====== EXERCISE DATA ======

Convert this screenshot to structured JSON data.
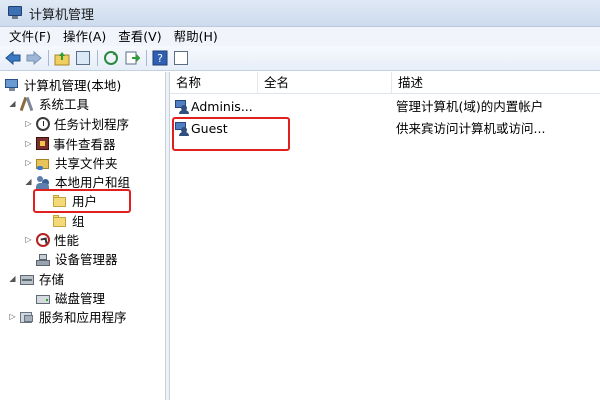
{
  "window": {
    "title": "计算机管理"
  },
  "menu": [
    {
      "label": "文件(F)"
    },
    {
      "label": "操作(A)"
    },
    {
      "label": "查看(V)"
    },
    {
      "label": "帮助(H)"
    }
  ],
  "tree": {
    "root": "计算机管理(本地)",
    "system_tools": "系统工具",
    "task_scheduler": "任务计划程序",
    "event_viewer": "事件查看器",
    "shared_folders": "共享文件夹",
    "local_users_groups": "本地用户和组",
    "users": "用户",
    "groups": "组",
    "performance": "性能",
    "device_manager": "设备管理器",
    "storage": "存储",
    "disk_management": "磁盘管理",
    "services_apps": "服务和应用程序"
  },
  "list": {
    "columns": {
      "name": "名称",
      "fullname": "全名",
      "description": "描述"
    },
    "rows": [
      {
        "name": "Adminis...",
        "fullname": "",
        "description": "管理计算机(域)的内置帐户"
      },
      {
        "name": "Guest",
        "fullname": "",
        "description": "供来宾访问计算机或访问..."
      }
    ]
  },
  "colors": {
    "highlight": "#e0201f",
    "titlebar": "#cddbed"
  }
}
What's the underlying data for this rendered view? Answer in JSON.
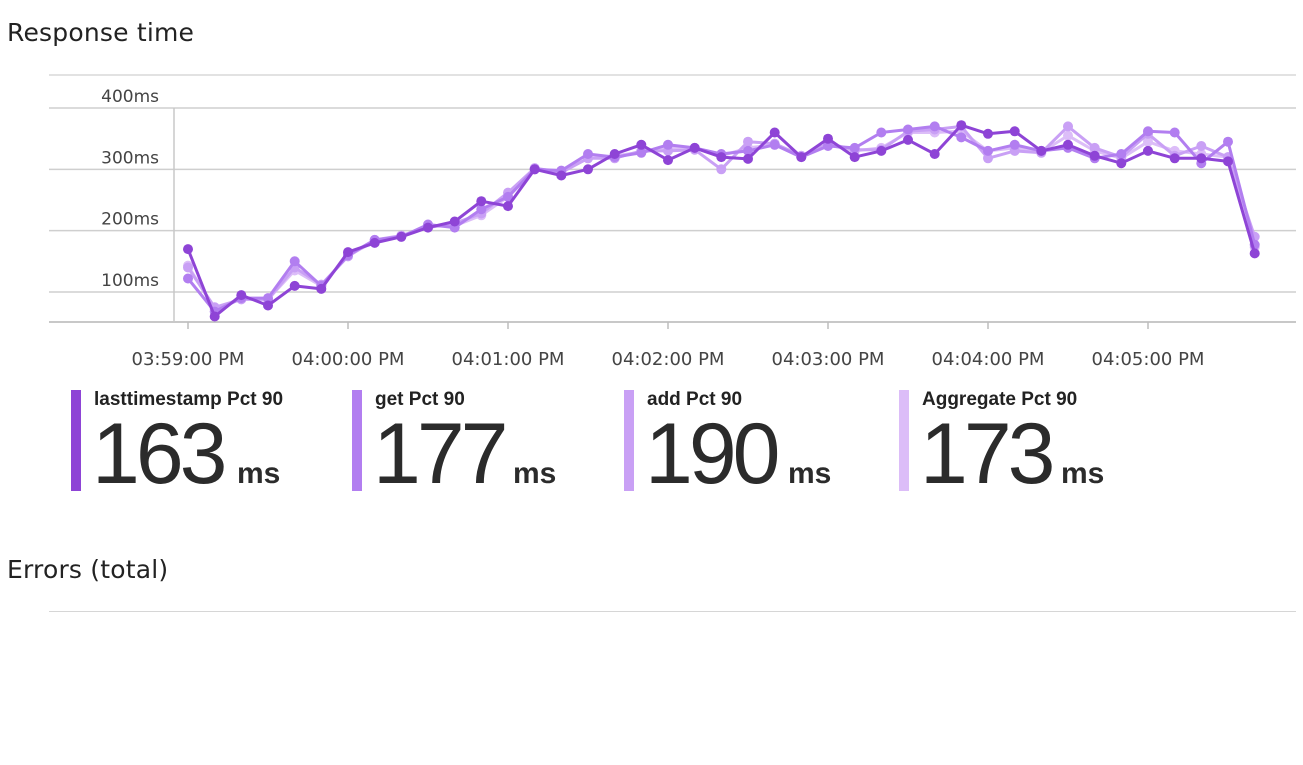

======

§ **REQUIREMENT**: Transcribe the material exactly, leaving every picture out.

§ **RESPONSE**:
Convert this screenshot to structured JSON data.
{
  "window": {
    "title": "计算机管理"
  },
  "menu": [
    {
      "label": "文件(F)"
    },
    {
      "label": "操作(A)"
    },
    {
      "label": "查看(V)"
    },
    {
      "label": "帮助(H)"
    }
  ],
  "tree": {
    "root": "计算机管理(本地)",
    "system_tools": "系统工具",
    "task_scheduler": "任务计划程序",
    "event_viewer": "事件查看器",
    "shared_folders": "共享文件夹",
    "local_users_groups": "本地用户和组",
    "users": "用户",
    "groups": "组",
    "performance": "性能",
    "device_manager": "设备管理器",
    "storage": "存储",
    "disk_management": "磁盘管理",
    "services_apps": "服务和应用程序"
  },
  "list": {
    "columns": {
      "name": "名称",
      "fullname": "全名",
      "description": "描述"
    },
    "rows": [
      {
        "name": "Adminis...",
        "fullname": "",
        "description": "管理计算机(域)的内置帐户"
      },
      {
        "name": "Guest",
        "fullname": "",
        "description": "供来宾访问计算机或访问..."
      }
    ]
  },
  "colors": {
    "highlight": "#e0201f",
    "titlebar": "#cddbed"
  }
}
What's the underlying data for this rendered view? Answer in JSON.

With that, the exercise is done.